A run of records
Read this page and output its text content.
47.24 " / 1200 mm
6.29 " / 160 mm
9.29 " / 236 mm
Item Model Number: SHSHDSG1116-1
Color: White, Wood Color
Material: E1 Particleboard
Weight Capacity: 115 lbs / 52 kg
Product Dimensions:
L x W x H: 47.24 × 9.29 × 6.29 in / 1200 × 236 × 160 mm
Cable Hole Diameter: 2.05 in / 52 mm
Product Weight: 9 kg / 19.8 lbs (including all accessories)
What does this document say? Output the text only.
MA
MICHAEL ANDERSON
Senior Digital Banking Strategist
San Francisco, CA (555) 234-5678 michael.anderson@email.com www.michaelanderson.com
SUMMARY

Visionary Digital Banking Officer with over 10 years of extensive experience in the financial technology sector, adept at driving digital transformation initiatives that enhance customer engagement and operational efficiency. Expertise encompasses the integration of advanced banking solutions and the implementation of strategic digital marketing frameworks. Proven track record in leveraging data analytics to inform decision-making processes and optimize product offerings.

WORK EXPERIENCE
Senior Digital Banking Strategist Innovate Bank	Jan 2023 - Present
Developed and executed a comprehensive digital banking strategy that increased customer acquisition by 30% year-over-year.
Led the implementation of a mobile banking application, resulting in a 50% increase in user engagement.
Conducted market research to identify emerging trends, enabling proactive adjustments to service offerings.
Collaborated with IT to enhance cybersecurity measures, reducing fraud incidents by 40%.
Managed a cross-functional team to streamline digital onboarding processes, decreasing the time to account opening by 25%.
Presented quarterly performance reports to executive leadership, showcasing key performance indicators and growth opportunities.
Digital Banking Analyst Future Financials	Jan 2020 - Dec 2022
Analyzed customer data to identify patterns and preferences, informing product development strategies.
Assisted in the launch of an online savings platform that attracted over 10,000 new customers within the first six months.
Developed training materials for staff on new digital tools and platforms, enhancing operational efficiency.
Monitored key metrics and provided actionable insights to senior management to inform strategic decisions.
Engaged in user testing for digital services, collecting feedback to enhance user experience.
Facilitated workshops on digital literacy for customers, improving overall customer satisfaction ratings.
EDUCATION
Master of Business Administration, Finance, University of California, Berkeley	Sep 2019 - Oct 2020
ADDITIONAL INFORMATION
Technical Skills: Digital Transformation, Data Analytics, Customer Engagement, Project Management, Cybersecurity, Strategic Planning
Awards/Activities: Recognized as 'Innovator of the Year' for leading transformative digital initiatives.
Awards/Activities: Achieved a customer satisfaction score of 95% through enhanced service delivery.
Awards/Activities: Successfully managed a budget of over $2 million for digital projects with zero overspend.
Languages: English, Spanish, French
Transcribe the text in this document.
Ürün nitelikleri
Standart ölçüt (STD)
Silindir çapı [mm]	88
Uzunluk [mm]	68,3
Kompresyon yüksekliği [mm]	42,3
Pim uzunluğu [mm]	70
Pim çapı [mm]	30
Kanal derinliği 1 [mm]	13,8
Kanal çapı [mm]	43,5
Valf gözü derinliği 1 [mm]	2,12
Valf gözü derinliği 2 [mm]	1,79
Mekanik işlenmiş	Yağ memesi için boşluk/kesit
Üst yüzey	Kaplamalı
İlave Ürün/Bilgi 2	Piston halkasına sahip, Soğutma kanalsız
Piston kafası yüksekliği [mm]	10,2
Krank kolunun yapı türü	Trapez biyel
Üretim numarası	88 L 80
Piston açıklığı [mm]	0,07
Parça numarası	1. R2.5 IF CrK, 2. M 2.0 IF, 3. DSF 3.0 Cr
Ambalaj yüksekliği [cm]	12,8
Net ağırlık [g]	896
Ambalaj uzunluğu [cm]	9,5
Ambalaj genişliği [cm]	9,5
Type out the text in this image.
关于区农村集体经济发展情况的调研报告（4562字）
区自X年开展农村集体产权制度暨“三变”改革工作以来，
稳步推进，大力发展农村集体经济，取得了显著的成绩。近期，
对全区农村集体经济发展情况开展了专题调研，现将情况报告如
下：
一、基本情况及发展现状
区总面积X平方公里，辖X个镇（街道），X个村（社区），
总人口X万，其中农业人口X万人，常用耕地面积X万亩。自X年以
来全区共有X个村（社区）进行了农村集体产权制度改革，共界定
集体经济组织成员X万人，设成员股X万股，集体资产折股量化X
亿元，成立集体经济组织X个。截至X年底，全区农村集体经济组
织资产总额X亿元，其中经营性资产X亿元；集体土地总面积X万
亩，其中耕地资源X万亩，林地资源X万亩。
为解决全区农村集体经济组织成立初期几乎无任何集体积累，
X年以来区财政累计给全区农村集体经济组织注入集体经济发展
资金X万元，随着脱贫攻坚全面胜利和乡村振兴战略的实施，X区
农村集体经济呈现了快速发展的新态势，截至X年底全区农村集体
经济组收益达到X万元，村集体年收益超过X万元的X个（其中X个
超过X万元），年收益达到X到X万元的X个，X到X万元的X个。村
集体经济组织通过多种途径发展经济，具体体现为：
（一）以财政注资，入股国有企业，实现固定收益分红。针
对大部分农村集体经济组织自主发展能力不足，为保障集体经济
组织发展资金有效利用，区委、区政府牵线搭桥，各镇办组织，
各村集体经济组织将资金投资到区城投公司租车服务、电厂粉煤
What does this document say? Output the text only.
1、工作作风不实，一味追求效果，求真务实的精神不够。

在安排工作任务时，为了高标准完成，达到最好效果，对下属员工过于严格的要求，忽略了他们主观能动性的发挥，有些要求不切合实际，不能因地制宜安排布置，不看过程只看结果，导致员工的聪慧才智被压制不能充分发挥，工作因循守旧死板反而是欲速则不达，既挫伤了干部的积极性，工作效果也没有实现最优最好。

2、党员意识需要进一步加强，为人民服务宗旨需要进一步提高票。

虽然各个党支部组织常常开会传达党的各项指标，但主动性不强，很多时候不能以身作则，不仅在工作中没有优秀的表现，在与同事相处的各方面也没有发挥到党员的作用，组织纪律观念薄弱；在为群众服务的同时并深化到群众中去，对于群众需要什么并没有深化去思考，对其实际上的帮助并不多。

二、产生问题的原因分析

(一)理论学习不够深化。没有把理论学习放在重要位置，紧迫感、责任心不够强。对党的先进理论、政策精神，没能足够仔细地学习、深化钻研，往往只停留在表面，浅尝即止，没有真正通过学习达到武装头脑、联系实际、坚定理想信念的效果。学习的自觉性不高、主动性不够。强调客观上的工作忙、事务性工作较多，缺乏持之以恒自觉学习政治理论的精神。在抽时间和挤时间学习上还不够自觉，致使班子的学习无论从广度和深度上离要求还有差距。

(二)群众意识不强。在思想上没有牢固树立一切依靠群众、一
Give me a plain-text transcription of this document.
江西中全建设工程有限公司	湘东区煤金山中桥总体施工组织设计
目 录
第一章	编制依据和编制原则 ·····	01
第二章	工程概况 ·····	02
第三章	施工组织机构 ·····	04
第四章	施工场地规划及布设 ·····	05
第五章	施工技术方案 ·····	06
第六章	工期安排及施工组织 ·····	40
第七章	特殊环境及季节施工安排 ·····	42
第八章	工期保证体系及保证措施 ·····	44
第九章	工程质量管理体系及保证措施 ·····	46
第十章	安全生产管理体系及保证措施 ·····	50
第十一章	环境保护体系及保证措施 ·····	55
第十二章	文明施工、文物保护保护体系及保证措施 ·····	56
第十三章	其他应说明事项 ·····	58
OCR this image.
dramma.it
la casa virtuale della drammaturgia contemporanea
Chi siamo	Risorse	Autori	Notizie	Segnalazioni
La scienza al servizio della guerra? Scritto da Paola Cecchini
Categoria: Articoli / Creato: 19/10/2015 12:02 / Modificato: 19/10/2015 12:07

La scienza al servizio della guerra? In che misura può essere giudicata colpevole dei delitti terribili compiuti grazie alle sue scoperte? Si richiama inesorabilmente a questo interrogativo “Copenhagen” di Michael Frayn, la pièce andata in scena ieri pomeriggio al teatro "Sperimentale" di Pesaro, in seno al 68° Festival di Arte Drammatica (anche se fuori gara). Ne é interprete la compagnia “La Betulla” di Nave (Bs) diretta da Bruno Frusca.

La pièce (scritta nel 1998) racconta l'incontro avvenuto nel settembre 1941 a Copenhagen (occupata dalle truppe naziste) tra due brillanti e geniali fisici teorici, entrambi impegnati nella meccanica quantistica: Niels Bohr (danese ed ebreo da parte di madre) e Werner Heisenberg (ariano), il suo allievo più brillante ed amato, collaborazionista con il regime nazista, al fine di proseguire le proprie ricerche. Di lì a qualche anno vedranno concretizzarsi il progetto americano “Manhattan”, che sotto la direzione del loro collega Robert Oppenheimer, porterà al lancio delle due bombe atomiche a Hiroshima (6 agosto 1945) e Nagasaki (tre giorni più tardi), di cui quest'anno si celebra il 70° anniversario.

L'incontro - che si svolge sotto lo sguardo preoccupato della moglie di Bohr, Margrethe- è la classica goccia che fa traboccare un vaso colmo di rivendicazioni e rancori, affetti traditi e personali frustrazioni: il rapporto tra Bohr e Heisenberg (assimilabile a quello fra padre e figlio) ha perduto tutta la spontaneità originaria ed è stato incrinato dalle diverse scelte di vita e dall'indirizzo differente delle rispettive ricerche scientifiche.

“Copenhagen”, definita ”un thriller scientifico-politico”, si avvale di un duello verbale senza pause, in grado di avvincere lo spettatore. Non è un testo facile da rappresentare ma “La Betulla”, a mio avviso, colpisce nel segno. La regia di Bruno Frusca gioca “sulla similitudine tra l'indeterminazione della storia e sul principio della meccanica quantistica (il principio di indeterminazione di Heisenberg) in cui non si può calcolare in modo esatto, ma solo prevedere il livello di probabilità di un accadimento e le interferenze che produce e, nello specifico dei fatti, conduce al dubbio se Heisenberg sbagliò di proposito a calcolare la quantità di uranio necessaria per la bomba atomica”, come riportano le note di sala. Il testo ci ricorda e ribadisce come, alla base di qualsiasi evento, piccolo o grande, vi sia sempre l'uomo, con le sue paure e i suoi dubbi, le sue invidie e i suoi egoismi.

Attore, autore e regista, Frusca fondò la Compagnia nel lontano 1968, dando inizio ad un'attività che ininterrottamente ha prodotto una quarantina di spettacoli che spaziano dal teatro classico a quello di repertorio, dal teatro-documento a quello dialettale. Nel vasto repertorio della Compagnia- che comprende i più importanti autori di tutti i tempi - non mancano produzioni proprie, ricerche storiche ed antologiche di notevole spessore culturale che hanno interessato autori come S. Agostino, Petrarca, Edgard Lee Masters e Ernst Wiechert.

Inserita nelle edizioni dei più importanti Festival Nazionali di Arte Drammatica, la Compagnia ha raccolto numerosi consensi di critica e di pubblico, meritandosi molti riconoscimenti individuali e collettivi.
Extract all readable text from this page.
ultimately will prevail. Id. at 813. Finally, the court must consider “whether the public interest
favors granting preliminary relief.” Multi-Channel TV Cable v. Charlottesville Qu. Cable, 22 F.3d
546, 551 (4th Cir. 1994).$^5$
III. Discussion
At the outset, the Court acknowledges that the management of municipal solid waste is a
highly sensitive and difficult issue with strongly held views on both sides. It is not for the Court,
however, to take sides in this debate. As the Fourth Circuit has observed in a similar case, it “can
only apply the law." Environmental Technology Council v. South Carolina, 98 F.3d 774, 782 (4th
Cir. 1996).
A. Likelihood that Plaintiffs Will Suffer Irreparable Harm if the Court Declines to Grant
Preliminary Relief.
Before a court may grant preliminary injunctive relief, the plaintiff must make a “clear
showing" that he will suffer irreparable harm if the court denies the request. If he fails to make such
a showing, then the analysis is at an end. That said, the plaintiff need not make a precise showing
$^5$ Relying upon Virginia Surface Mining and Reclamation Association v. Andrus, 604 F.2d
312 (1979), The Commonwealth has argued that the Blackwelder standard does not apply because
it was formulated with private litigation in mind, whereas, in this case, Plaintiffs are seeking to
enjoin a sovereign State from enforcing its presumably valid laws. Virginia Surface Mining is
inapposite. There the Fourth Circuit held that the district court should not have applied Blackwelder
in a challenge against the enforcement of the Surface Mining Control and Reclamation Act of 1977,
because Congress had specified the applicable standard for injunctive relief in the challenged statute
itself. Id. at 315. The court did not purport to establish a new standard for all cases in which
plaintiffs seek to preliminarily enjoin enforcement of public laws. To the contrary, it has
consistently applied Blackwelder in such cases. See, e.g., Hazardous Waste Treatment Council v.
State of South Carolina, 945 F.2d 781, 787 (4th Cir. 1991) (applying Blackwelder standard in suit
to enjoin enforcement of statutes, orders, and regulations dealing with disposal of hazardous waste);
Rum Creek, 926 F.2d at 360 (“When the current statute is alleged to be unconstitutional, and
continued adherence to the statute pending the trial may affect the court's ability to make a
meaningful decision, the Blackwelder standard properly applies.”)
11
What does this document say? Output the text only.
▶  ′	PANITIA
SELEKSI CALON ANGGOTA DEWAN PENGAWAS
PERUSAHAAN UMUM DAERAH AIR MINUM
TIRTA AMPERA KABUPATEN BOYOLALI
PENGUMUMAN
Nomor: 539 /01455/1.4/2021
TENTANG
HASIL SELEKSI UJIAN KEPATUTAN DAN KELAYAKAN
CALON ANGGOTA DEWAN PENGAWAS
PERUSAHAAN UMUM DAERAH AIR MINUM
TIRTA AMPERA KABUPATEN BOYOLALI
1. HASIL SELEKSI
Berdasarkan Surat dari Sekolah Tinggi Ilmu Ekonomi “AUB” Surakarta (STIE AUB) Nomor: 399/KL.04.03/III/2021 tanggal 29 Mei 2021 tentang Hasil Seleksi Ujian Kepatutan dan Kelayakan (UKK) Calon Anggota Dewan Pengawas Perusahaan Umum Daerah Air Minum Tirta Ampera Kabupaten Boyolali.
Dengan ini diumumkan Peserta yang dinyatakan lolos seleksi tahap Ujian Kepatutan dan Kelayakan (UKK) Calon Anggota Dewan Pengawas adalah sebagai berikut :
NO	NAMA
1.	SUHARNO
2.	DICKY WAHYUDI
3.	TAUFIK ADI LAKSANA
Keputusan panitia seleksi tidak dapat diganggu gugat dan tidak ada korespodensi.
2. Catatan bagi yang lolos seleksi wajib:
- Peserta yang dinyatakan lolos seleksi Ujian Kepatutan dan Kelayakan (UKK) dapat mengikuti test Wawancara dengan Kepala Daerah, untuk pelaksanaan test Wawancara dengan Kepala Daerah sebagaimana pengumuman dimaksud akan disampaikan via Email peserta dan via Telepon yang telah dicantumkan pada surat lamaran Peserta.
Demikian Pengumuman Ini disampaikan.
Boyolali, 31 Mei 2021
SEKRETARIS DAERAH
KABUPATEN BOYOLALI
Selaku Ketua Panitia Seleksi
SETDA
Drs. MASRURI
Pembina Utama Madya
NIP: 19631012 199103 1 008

:: Aim of the task ::
Return the lines of the records that include the string "laws".

:: Solution to this exercise ::
enjoin a sovereign State from enforcing its presumably valid laws. Virginia Surface Mining is
plaintiffs seek to preliminarily enjoin enforcement of public laws. To the contrary, it has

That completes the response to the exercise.